— Work item —
Output every line below exactly.

Dataset entries

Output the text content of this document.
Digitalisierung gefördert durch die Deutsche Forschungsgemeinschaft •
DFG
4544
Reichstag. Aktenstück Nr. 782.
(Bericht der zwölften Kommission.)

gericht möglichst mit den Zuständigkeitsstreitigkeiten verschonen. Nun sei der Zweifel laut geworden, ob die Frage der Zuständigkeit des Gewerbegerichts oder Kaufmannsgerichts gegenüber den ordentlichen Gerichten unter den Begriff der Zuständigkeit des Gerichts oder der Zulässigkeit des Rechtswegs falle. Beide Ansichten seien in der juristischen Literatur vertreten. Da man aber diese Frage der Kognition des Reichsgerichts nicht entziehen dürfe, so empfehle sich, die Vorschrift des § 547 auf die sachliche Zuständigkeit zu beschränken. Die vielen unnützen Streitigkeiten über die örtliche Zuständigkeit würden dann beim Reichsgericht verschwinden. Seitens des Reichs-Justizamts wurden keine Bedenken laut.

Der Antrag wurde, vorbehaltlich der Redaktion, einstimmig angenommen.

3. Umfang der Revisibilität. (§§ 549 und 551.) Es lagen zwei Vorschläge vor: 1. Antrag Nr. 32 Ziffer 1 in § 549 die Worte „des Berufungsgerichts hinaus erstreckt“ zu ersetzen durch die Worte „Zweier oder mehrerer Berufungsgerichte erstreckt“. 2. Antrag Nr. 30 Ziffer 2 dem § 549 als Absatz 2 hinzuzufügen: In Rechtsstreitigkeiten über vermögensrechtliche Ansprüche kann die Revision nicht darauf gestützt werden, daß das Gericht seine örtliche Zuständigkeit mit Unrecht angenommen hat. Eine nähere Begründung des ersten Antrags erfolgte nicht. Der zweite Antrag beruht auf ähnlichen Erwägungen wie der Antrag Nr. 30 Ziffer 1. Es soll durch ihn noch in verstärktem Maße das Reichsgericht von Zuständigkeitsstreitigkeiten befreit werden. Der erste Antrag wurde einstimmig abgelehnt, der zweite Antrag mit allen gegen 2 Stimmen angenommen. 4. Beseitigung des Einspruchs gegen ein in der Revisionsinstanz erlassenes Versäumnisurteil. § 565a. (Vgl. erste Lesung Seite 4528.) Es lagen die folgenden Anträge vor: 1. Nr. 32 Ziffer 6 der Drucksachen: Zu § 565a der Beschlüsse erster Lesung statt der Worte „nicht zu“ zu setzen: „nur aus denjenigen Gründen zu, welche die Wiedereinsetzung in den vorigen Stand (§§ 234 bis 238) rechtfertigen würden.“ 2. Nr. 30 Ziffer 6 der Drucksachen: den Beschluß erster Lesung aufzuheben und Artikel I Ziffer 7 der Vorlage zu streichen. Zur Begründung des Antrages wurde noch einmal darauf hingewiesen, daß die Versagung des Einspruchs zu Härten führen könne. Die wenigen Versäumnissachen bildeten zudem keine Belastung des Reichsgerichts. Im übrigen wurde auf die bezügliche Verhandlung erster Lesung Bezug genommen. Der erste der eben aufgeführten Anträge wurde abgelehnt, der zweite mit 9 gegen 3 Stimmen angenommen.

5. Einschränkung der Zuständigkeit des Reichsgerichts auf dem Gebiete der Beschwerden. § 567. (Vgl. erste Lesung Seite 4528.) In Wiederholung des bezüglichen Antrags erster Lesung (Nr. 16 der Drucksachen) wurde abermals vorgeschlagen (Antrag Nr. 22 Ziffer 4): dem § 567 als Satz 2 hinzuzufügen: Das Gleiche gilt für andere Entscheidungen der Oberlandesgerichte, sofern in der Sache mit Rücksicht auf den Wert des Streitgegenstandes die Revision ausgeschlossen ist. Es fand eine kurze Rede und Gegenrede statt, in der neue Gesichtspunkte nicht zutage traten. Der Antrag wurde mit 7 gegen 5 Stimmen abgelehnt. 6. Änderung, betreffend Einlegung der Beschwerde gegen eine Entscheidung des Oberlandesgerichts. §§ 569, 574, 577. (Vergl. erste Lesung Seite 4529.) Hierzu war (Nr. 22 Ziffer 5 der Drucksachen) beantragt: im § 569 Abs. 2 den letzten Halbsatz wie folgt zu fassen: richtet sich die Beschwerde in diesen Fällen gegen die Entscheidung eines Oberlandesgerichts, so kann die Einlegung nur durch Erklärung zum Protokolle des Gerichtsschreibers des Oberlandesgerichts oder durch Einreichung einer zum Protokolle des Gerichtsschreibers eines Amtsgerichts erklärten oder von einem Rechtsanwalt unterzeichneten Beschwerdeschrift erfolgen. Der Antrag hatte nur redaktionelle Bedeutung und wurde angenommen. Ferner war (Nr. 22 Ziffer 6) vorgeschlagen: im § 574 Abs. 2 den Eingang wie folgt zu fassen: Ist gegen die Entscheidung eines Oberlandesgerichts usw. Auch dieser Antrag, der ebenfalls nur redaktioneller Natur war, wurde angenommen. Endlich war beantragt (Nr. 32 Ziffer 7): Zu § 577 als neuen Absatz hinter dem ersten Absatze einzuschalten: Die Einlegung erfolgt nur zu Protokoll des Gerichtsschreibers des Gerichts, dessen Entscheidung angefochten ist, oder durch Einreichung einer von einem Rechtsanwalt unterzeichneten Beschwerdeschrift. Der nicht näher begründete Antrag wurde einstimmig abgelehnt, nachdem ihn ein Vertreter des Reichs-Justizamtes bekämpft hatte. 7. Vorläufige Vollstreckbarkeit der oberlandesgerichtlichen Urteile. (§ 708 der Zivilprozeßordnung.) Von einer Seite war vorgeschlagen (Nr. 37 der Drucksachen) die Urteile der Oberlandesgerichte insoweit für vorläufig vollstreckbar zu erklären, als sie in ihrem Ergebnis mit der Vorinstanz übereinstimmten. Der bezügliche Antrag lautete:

— Exercise solution —
Output the text content of this document.
Digitalisierung gefördert durch die Deutsche Forschungsgemeinschaft •
DFG
4544
Reichstag. Aktenstück Nr. 782.
(Bericht der zwölften Kommission.)

gericht möglichst mit den Zuständigkeitsstreitigkeiten verschonen. Nun sei der Zweifel laut geworden, ob die Frage der Zuständigkeit des Gewerbegerichts oder Kaufmannsgerichts gegenüber den ordentlichen Gerichten unter den Begriff der Zuständigkeit des Gerichts oder der Zulässigkeit des Rechtswegs falle. Beide Ansichten seien in der juristischen Literatur vertreten. Da man aber diese Frage der Kognition des Reichsgerichts nicht entziehen dürfe, so empfehle sich, die Vorschrift des § 547 auf die sachliche Zuständigkeit zu beschränken. Die vielen unnützen Streitigkeiten über die örtliche Zuständigkeit würden dann beim Reichsgericht verschwinden. Seitens des Reichs-Justizamts wurden keine Bedenken laut.

Der Antrag wurde, vorbehaltlich der Redaktion, einstimmig angenommen.

3. Umfang der Revisibilität. (§§ 549 und 551.) Es lagen zwei Vorschläge vor: 1. Antrag Nr. 32 Ziffer 1 in § 549 die Worte „des Berufungsgerichts hinaus erstreckt“ zu ersetzen durch die Worte „Zweier oder mehrerer Berufungsgerichte erstreckt“. 2. Antrag Nr. 30 Ziffer 2 dem § 549 als Absatz 2 hinzuzufügen: In Rechtsstreitigkeiten über vermögensrechtliche Ansprüche kann die Revision nicht darauf gestützt werden, daß das Gericht seine örtliche Zuständigkeit mit Unrecht angenommen hat. Eine nähere Begründung des ersten Antrags erfolgte nicht. Der zweite Antrag beruht auf ähnlichen Erwägungen wie der Antrag Nr. 30 Ziffer 1. Es soll durch ihn noch in verstärktem Maße das Reichsgericht von Zuständigkeitsstreitigkeiten befreit werden. Der erste Antrag wurde einstimmig abgelehnt, der zweite Antrag mit allen gegen 2 Stimmen angenommen. 4. Beseitigung des Einspruchs gegen ein in der Revisionsinstanz erlassenes Versäumnisurteil. § 565a. (Vgl. erste Lesung Seite 4528.) Es lagen die folgenden Anträge vor: 1. Nr. 32 Ziffer 6 der Drucksachen: Zu § 565a der Beschlüsse erster Lesung statt der Worte „nicht zu“ zu setzen: „nur aus denjenigen Gründen zu, welche die Wiedereinsetzung in den vorigen Stand (§§ 234 bis 238) rechtfertigen würden.“ 2. Nr. 30 Ziffer 6 der Drucksachen: den Beschluß erster Lesung aufzuheben und Artikel I Ziffer 7 der Vorlage zu streichen. Zur Begründung des Antrages wurde noch einmal darauf hingewiesen, daß die Versagung des Einspruchs zu Härten führen könne. Die wenigen Versäumnissachen bildeten zudem keine Belastung des Reichsgerichts. Im übrigen wurde auf die bezügliche Verhandlung erster Lesung Bezug genommen. Der erste der eben aufgeführten Anträge wurde abgelehnt, der zweite mit 9 gegen 3 Stimmen angenommen.

5. Einschränkung der Zuständigkeit des Reichsgerichts auf dem Gebiete der Beschwerden. § 567. (Vgl. erste Lesung Seite 4528.) In Wiederholung des bezüglichen Antrags erster Lesung (Nr. 16 der Drucksachen) wurde abermals vorgeschlagen (Antrag Nr. 22 Ziffer 4): dem § 567 als Satz 2 hinzuzufügen: Das Gleiche gilt für andere Entscheidungen der Oberlandesgerichte, sofern in der Sache mit Rücksicht auf den Wert des Streitgegenstandes die Revision ausgeschlossen ist. Es fand eine kurze Rede und Gegenrede statt, in der neue Gesichtspunkte nicht zutage traten. Der Antrag wurde mit 7 gegen 5 Stimmen abgelehnt. 6. Änderung, betreffend Einlegung der Beschwerde gegen eine Entscheidung des Oberlandesgerichts. §§ 569, 574, 577. (Vergl. erste Lesung Seite 4529.) Hierzu war (Nr. 22 Ziffer 5 der Drucksachen) beantragt: im § 569 Abs. 2 den letzten Halbsatz wie folgt zu fassen: richtet sich die Beschwerde in diesen Fällen gegen die Entscheidung eines Oberlandesgerichts, so kann die Einlegung nur durch Erklärung zum Protokolle des Gerichtsschreibers des Oberlandesgerichts oder durch Einreichung einer zum Protokolle des Gerichtsschreibers eines Amtsgerichts erklärten oder von einem Rechtsanwalt unterzeichneten Beschwerdeschrift erfolgen. Der Antrag hatte nur redaktionelle Bedeutung und wurde angenommen. Ferner war (Nr. 22 Ziffer 6) vorgeschlagen: im § 574 Abs. 2 den Eingang wie folgt zu fassen: Ist gegen die Entscheidung eines Oberlandesgerichts usw. Auch dieser Antrag, der ebenfalls nur redaktioneller Natur war, wurde angenommen. Endlich war beantragt (Nr. 32 Ziffer 7): Zu § 577 als neuen Absatz hinter dem ersten Absatze einzuschalten: Die Einlegung erfolgt nur zu Protokoll des Gerichtsschreibers des Gerichts, dessen Entscheidung angefochten ist, oder durch Einreichung einer von einem Rechtsanwalt unterzeichneten Beschwerdeschrift. Der nicht näher begründete Antrag wurde einstimmig abgelehnt, nachdem ihn ein Vertreter des Reichs-Justizamtes bekämpft hatte. 7. Vorläufige Vollstreckbarkeit der oberlandesgerichtlichen Urteile. (§ 708 der Zivilprozeßordnung.) Von einer Seite war vorgeschlagen (Nr. 37 der Drucksachen) die Urteile der Oberlandesgerichte insoweit für vorläufig vollstreckbar zu erklären, als sie in ihrem Ergebnis mit der Vorinstanz übereinstimmten. Der bezügliche Antrag lautete:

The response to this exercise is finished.